**Stored records**.
** BEGIN **

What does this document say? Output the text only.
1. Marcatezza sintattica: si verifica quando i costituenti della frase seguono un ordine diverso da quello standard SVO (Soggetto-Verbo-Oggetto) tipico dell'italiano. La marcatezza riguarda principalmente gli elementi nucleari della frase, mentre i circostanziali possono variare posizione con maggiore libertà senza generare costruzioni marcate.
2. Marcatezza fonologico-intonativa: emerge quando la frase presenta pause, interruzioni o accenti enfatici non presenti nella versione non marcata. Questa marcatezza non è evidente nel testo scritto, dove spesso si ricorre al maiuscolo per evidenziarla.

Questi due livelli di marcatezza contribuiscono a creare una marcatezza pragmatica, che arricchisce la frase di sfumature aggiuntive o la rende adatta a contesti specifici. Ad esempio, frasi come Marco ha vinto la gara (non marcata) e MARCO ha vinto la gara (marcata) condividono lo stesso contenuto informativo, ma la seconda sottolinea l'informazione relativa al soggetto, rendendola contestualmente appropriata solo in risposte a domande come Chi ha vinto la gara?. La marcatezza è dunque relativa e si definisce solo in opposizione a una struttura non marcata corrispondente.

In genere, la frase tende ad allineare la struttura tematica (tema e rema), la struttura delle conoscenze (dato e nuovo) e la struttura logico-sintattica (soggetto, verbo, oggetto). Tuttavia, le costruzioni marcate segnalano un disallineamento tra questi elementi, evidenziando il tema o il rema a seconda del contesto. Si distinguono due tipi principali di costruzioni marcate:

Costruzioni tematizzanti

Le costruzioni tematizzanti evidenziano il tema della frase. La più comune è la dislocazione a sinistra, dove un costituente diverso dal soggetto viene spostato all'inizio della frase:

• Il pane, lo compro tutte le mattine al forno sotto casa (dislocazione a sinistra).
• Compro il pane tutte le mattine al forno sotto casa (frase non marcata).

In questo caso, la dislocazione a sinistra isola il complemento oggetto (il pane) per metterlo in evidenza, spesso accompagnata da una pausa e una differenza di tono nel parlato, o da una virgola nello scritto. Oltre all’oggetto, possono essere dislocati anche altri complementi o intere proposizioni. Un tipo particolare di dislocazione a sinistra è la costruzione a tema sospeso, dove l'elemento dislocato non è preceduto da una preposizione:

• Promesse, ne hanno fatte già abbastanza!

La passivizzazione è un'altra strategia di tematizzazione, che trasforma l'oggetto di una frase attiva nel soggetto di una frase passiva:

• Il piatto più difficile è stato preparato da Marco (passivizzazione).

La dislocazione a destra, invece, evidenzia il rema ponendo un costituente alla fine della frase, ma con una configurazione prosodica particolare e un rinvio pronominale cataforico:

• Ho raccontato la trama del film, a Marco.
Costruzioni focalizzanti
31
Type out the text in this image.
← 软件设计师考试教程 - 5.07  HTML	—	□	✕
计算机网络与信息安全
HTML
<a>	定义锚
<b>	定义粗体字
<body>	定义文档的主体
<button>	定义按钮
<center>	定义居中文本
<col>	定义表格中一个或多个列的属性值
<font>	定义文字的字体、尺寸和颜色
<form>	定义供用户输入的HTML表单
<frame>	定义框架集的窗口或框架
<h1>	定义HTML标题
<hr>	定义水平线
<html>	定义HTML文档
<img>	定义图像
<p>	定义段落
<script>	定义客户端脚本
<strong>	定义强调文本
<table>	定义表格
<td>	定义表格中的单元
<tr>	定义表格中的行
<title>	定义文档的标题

** END **

**Do this**. Search the entries for the word "text", then list each line that holds it.

**Task result**.
What does this document say? Output the text only.
Type out the text in this image.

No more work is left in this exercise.